● **WORK TO DO**: Pictures do not belong in the copy; quote every entry below exactly.
--- begin TASK MATERIAL ---
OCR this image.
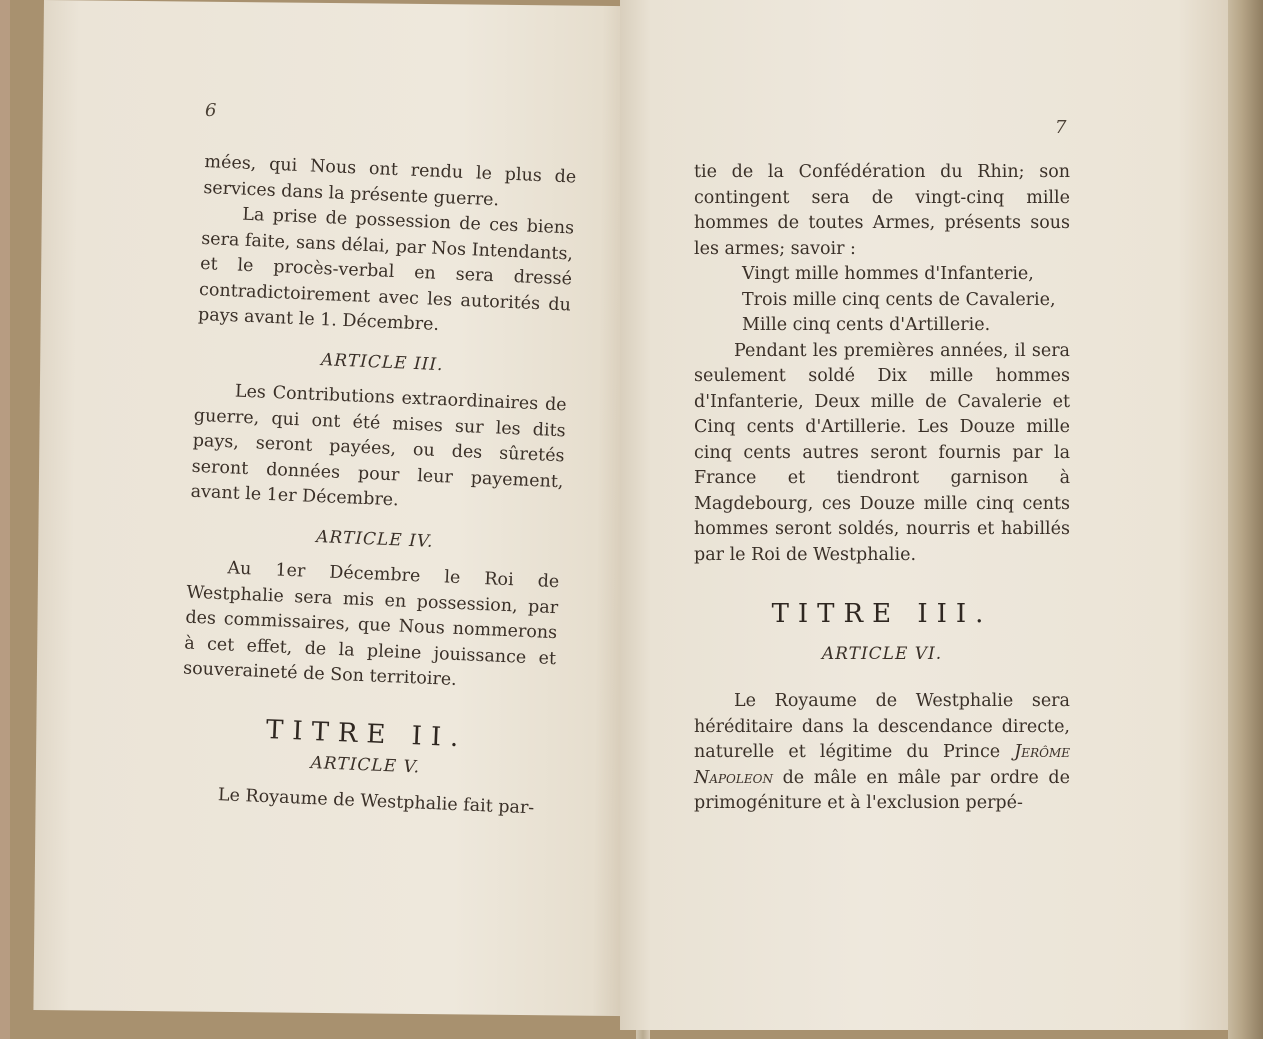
6
7

mées, qui Nous ont rendu le plus de services dans la présente guerre.

La prise de possession de ces biens sera faite, sans délai, par Nos Intendants, et le procès-verbal en sera dressé contradictoirement avec les autorités du pays avant le 1. Décembre.

ARTICLE III.

Les Contributions extraordinaires de guerre, qui ont été mises sur les dits pays, seront payées, ou des sûretés seront données pour leur payement, avant le 1er Décembre.

ARTICLE IV.

Au 1er Décembre le Roi de Westphalie sera mis en possession, par des commissaires, que Nous nommerons à cet effet, de la pleine jouissance et souveraineté de Son territoire.

TITRE II.
ARTICLE V.

Le Royaume de Westphalie fait par-

tie de la Confédération du Rhin; son contingent sera de vingt-cinq mille hommes de toutes Armes, présents sous les armes; savoir :

Vingt mille hommes d'Infanterie,

Trois mille cinq cents de Cavalerie,

Mille cinq cents d'Artillerie.

Pendant les premières années, il sera seulement soldé Dix mille hommes d'Infanterie, Deux mille de Cavalerie et Cinq cents d'Artillerie. Les Douze mille cinq cents autres seront fournis par la France et tiendront garnison à Magdebourg, ces Douze mille cinq cents hommes seront soldés, nourris et habillés par le Roi de Westphalie.

TITRE III.
ARTICLE VI.

Le Royaume de Westphalie sera héréditaire dans la descendance directe, naturelle et légitime du Prince Jerôme Napoleon de mâle en mâle par ordre de primogéniture et à l'exclusion perpé-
--- end TASK MATERIAL ---
● **FINAL ANSWER**:
OCR this image.
6
7

mées, qui Nous ont rendu le plus de services dans la présente guerre.

La prise de possession de ces biens sera faite, sans délai, par Nos Intendants, et le procès-verbal en sera dressé contradictoirement avec les autorités du pays avant le 1. Décembre.

ARTICLE III.

Les Contributions extraordinaires de guerre, qui ont été mises sur les dits pays, seront payées, ou des sûretés seront données pour leur payement, avant le 1er Décembre.

ARTICLE IV.

Au 1er Décembre le Roi de Westphalie sera mis en possession, par des commissaires, que Nous nommerons à cet effet, de la pleine jouissance et souveraineté de Son territoire.

TITRE II.
ARTICLE V.

Le Royaume de Westphalie fait par-

tie de la Confédération du Rhin; son contingent sera de vingt-cinq mille hommes de toutes Armes, présents sous les armes; savoir :

Vingt mille hommes d'Infanterie,

Trois mille cinq cents de Cavalerie,

Mille cinq cents d'Artillerie.

Pendant les premières années, il sera seulement soldé Dix mille hommes d'Infanterie, Deux mille de Cavalerie et Cinq cents d'Artillerie. Les Douze mille cinq cents autres seront fournis par la France et tiendront garnison à Magdebourg, ces Douze mille cinq cents hommes seront soldés, nourris et habillés par le Roi de Westphalie.

TITRE III.
ARTICLE VI.

Le Royaume de Westphalie sera héréditaire dans la descendance directe, naturelle et légitime du Prince Jerôme Napoleon de mâle en mâle par ordre de primogéniture et à l'exclusion perpé-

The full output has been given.